* [WHAT TO DO] Below are the records. Gather each line that holds "this".

(Excerpt from a dataset)
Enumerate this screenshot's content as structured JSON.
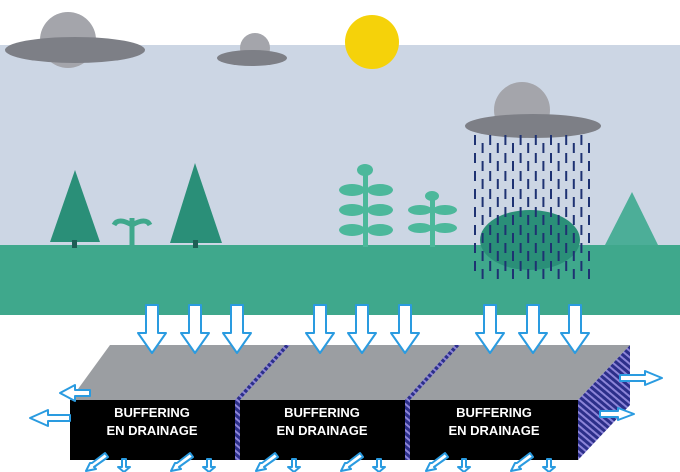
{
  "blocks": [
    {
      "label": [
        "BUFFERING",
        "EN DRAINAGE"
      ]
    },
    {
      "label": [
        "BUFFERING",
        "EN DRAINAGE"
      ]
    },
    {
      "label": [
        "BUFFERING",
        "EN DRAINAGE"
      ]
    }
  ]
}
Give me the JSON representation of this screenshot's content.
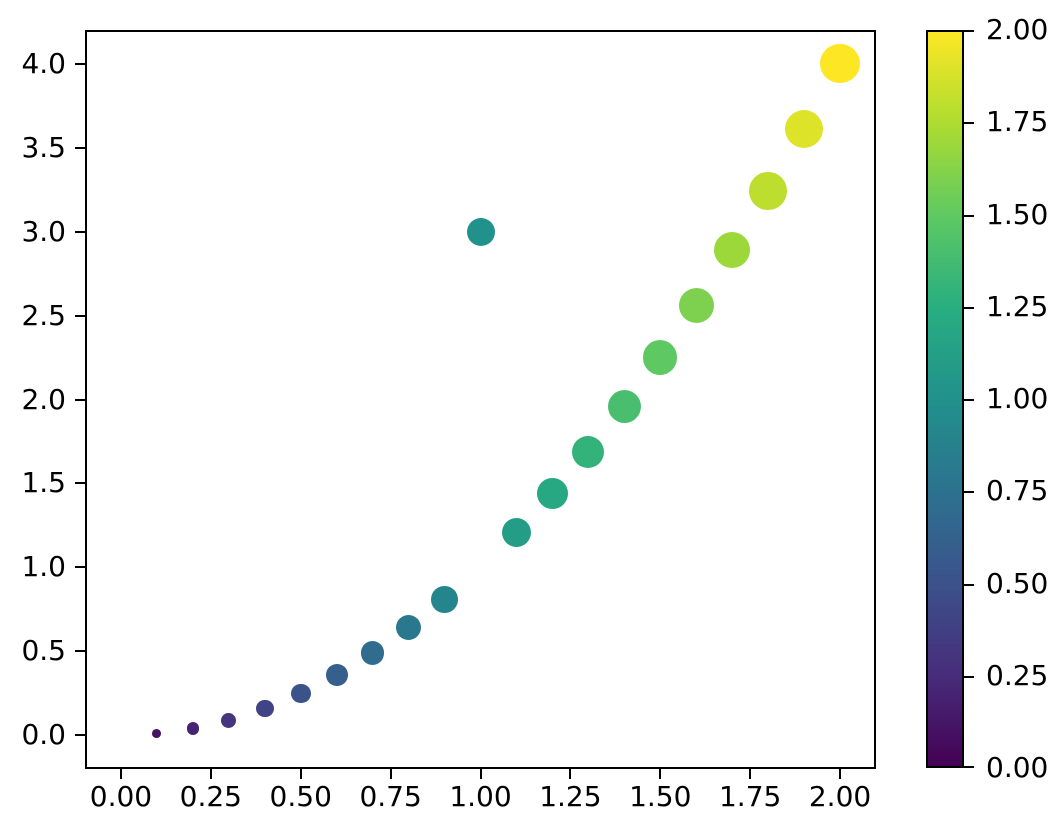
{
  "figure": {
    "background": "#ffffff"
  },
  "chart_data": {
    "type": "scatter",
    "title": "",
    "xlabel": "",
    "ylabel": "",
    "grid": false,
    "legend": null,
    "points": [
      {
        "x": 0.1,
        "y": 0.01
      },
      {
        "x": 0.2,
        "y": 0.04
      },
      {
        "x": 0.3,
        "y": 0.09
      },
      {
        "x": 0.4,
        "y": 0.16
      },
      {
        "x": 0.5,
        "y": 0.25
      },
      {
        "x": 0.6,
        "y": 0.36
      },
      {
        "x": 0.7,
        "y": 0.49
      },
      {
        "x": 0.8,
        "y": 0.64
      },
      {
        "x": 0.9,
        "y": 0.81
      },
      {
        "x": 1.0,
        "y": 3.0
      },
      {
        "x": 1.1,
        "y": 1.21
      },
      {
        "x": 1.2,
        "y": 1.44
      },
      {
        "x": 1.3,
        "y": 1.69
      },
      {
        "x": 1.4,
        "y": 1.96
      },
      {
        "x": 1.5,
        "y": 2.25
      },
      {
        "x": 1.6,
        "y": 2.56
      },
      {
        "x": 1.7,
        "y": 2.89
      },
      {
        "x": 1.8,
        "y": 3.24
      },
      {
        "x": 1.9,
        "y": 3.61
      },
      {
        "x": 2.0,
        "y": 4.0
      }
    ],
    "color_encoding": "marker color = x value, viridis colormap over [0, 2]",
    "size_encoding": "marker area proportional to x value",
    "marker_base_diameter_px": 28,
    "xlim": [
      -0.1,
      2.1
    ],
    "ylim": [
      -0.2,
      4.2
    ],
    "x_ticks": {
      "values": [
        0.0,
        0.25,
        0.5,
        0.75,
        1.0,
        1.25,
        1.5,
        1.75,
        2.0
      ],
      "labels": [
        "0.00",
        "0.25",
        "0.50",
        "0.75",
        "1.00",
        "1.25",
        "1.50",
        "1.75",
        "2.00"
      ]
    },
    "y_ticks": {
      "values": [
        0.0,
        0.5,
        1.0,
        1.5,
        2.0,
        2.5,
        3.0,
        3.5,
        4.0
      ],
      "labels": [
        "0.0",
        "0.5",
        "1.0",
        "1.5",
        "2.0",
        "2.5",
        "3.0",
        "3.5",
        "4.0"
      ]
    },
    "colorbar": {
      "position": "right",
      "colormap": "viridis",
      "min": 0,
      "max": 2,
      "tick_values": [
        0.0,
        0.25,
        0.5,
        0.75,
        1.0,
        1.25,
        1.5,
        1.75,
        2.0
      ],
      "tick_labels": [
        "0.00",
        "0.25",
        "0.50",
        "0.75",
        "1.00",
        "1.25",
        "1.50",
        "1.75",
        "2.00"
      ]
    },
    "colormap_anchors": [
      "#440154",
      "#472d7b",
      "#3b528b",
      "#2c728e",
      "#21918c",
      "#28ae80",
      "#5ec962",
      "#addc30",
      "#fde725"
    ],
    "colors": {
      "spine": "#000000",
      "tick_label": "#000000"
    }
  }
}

* [FINISHED ANSWER]
Enumerate this screenshot's content as structured JSON.
Give me the JSON representation of this screenshot's content.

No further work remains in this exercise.